──────── Estratto ────────

M.D. numero 17, 11 maggio 2005

Pratica medica
Il mistero di un’amnesia globale transitoria
di Primino Claudio Botta - Medico di medicina generale, Vernate (MI) e Cristian Pellegrini - Biennio di formazione in Medicina Generale AO ³S. Carlo Borromeo², Milano

Un’angosciata chiamata d’aiuto ci raggiunge al telefono un giovedì sera: una giovane donna richiede un consulto urgente per il padre di 59 anni che le appare disorientato e completamente immemore delle ore precedenti.
L’uomo presenta un’anamnesi pressoché muta, tranne un’otomastoidite contratta in giovane età, con un conseguente intervento demolitivo di gran parte della mastoide. Presenta familiarità paterna per mortalità precoce cardiovascolare, mentre la madre è affetta da malattia di Alzheimer.

Visita ambulatoriale
Il paziente è apirettico, cosciente e vigile; FC 76, PA 140/80 mmHg; esame generale e neurologico completamente negativi. Non ricorda assolutamente ciò che ha fatto e dove si trovava al mattino. Indaghiamo e l’amnesia si estende ai giorni precedenti (tifoso acceso non ricorda un’importante partita della squadra del cuore giocata due sere prima). Presenta anche difficoltà alla fissazione di nuovi ricordi.
Eseguiamo un elettrocardiogramma e un dosaggio glicemico, che risultano nella norma.

──────── Dati forniti ────────

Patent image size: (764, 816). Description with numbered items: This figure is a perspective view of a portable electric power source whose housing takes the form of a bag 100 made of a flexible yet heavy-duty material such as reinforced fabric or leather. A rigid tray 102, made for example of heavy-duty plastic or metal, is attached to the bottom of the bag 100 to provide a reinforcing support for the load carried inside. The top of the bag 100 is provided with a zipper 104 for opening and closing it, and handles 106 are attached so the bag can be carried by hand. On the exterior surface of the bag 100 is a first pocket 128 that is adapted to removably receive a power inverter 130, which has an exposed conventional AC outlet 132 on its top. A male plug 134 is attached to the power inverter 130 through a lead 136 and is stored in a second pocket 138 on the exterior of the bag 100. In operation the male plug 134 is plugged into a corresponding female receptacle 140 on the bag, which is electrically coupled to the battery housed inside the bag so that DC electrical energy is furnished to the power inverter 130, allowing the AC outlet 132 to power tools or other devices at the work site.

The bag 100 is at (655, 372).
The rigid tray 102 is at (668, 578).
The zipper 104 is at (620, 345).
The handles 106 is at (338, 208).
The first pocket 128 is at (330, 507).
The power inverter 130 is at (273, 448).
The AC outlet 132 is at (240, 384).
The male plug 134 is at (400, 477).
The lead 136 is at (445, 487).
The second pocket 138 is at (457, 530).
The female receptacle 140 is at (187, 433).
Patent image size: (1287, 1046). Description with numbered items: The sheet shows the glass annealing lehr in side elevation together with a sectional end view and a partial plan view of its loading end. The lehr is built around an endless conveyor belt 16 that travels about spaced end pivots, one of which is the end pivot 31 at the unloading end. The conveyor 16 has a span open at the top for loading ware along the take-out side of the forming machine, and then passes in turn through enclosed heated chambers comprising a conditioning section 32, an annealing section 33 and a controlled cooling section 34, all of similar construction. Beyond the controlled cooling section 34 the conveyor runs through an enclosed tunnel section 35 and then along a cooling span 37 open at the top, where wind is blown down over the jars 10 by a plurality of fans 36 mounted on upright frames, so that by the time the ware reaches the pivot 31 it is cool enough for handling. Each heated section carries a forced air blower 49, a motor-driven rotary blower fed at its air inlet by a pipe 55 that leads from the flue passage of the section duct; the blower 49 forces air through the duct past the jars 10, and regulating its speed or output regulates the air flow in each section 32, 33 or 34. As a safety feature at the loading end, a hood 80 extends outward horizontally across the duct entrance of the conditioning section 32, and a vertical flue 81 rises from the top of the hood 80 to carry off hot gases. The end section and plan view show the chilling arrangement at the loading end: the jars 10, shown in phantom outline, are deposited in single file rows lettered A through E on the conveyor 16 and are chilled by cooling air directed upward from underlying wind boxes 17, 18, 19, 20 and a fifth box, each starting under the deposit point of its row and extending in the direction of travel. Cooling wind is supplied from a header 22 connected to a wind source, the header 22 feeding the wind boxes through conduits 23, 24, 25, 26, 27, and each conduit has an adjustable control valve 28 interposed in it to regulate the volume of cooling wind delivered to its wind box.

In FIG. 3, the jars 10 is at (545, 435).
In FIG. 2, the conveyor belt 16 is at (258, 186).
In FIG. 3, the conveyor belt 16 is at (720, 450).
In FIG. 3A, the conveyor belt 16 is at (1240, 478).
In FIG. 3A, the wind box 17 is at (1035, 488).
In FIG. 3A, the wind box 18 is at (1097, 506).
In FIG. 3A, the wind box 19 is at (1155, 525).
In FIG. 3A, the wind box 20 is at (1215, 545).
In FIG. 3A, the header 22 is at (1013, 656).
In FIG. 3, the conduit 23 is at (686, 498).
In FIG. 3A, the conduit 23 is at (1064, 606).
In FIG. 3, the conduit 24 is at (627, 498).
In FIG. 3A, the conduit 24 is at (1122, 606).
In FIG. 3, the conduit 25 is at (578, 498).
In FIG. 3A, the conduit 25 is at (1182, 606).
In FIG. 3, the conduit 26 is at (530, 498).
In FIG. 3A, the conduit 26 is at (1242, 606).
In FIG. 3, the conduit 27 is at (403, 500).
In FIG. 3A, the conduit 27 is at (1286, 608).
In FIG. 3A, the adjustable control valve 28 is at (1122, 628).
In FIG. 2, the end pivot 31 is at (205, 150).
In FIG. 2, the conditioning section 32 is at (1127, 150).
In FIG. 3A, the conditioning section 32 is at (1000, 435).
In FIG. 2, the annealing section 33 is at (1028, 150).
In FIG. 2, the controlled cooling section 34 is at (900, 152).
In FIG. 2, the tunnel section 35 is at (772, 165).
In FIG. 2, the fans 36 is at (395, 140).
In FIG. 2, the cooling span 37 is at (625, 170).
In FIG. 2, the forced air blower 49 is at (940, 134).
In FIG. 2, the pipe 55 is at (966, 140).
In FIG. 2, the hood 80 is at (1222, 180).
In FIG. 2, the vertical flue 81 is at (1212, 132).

────────

--- Esercizi da svolgere ---
- A) Riporta dall'estratto tutto il testo che va da "Visita ambulatoriale" giù fino a "di nuovi ricordi.".
- B) Per favore, traduci in inglese questa frase dell'estratto: "Eseguiamo un elettrocardiogramma e un dosaggio glicemico, che risultano nella norma."
- C) Riassumi l'estratto in due frasi.
Per rispondere serve soltanto l'estratto.

--- Soluzioni delle attività ---
- A)
Visita ambulatoriale
Il paziente è apirettico, cosciente e vigile; FC 76, PA 140/80 mmHg; esame generale e neurologico completamente negativi. Non ricorda assolutamente ciò che ha fatto e dove si trovava al mattino. Indaghiamo e l’amnesia si estende ai giorni precedenti (tifoso acceso non ricorda un’importante partita della squadra del cuore giocata due sere prima). Presenta anche difficoltà alla fissazione di nuovi ricordi.

- B) We perform an electrocardiogram and a blood glucose test, which turn out to be normal.

- C) Una giovane donna chiede un consulto urgente per il padre di 59 anni, che appare disorientato e non ricorda le ore precedenti. In ambulatorio l'amnesia risulta estesa anche ai giorni prima, con difficoltà a fissare nuovi ricordi, mentre l'esame generale e quello neurologico sono negativi e l'elettrocardiogramma e la glicemia sono nella norma.